# WORK TO COMPLETE
Go through the listing beneath this task and return every line that carries the string "issn".

* start EXERCISE DATA *

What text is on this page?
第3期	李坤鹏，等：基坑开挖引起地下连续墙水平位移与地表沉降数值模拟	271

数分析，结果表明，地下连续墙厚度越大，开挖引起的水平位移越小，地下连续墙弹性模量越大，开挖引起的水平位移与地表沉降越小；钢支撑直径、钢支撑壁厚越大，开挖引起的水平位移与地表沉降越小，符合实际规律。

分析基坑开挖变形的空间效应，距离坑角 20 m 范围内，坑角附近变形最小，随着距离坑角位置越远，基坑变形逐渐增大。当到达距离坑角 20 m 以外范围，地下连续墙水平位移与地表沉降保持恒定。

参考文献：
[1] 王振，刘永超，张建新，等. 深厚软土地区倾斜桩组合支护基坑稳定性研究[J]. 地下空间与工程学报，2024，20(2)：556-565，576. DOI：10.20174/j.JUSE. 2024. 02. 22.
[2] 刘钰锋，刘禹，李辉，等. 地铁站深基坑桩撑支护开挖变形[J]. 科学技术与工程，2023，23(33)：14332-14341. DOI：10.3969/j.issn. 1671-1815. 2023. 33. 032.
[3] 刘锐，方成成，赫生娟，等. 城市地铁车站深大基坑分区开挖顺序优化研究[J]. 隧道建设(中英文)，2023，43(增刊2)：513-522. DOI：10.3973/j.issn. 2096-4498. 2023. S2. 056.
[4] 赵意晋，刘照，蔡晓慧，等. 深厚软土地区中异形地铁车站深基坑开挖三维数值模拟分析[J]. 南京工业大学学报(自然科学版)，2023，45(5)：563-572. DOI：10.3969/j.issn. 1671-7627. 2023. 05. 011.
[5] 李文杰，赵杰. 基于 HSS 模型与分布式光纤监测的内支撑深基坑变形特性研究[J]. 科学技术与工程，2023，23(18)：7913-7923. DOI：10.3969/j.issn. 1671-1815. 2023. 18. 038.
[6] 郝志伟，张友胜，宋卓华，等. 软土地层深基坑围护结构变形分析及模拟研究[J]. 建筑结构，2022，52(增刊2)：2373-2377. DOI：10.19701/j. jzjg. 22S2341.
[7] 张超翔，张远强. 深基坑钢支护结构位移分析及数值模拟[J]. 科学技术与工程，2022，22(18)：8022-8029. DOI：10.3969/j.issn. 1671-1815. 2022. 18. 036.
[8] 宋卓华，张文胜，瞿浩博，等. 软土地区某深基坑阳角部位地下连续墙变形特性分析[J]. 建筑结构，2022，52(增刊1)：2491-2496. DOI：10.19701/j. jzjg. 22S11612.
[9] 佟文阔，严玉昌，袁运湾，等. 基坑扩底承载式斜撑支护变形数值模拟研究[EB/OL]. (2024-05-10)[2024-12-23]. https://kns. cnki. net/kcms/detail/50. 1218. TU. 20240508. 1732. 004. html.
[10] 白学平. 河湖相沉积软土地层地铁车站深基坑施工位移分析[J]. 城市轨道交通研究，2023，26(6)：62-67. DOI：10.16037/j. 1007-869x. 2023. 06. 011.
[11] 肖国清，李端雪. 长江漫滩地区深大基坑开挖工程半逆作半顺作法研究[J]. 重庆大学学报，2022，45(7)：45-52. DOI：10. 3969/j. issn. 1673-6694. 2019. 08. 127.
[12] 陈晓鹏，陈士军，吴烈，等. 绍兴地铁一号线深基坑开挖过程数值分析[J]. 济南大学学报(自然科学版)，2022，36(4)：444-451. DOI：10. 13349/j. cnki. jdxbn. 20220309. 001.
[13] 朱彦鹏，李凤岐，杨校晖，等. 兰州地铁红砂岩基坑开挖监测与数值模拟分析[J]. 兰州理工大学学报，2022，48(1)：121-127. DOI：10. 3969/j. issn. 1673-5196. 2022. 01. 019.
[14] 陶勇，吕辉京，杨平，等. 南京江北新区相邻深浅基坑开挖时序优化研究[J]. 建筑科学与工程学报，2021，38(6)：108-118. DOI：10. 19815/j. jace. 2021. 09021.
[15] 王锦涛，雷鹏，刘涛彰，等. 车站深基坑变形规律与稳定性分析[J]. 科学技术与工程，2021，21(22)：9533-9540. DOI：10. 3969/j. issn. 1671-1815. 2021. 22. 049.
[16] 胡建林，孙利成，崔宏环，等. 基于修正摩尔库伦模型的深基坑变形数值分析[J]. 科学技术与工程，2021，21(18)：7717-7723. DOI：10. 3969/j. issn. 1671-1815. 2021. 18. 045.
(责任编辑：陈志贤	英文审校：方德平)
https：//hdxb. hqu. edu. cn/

* end EXERCISE DATA *

# EXERCISE RESULT
[2] 刘钰锋，刘禹，李辉，等. 地铁站深基坑桩撑支护开挖变形[J]. 科学技术与工程，2023，23(33)：14332-14341. DOI：10.3969/j.issn. 1671-1815. 2023. 33. 032.
[3] 刘锐，方成成，赫生娟，等. 城市地铁车站深大基坑分区开挖顺序优化研究[J]. 隧道建设(中英文)，2023，43(增刊2)：513-522. DOI：10.3973/j.issn. 2096-4498. 2023. S2. 056.
[4] 赵意晋，刘照，蔡晓慧，等. 深厚软土地区中异形地铁车站深基坑开挖三维数值模拟分析[J]. 南京工业大学学报(自然科学版)，2023，45(5)：563-572. DOI：10.3969/j.issn. 1671-7627. 2023. 05. 011.
[5] 李文杰，赵杰. 基于 HSS 模型与分布式光纤监测的内支撑深基坑变形特性研究[J]. 科学技术与工程，2023，23(18)：7913-7923. DOI：10.3969/j.issn. 1671-1815. 2023. 18. 038.
[7] 张超翔，张远强. 深基坑钢支护结构位移分析及数值模拟[J]. 科学技术与工程，2022，22(18)：8022-8029. DOI：10.3969/j.issn. 1671-1815. 2022. 18. 036.
[11] 肖国清，李端雪. 长江漫滩地区深大基坑开挖工程半逆作半顺作法研究[J]. 重庆大学学报，2022，45(7)：45-52. DOI：10. 3969/j. issn. 1673-6694. 2019. 08. 127.
[13] 朱彦鹏，李凤岐，杨校晖，等. 兰州地铁红砂岩基坑开挖监测与数值模拟分析[J]. 兰州理工大学学报，2022，48(1)：121-127. DOI：10. 3969/j. issn. 1673-5196. 2022. 01. 019.
[15] 王锦涛，雷鹏，刘涛彰，等. 车站深基坑变形规律与稳定性分析[J]. 科学技术与工程，2021，21(22)：9533-9540. DOI：10. 3969/j. issn. 1671-1815. 2021. 22. 049.
[16] 胡建林，孙利成，崔宏环，等. 基于修正摩尔库伦模型的深基坑变形数值分析[J]. 科学技术与工程，2021，21(18)：7717-7723. DOI：10. 3969/j. issn. 1671-1815. 2021. 18. 045.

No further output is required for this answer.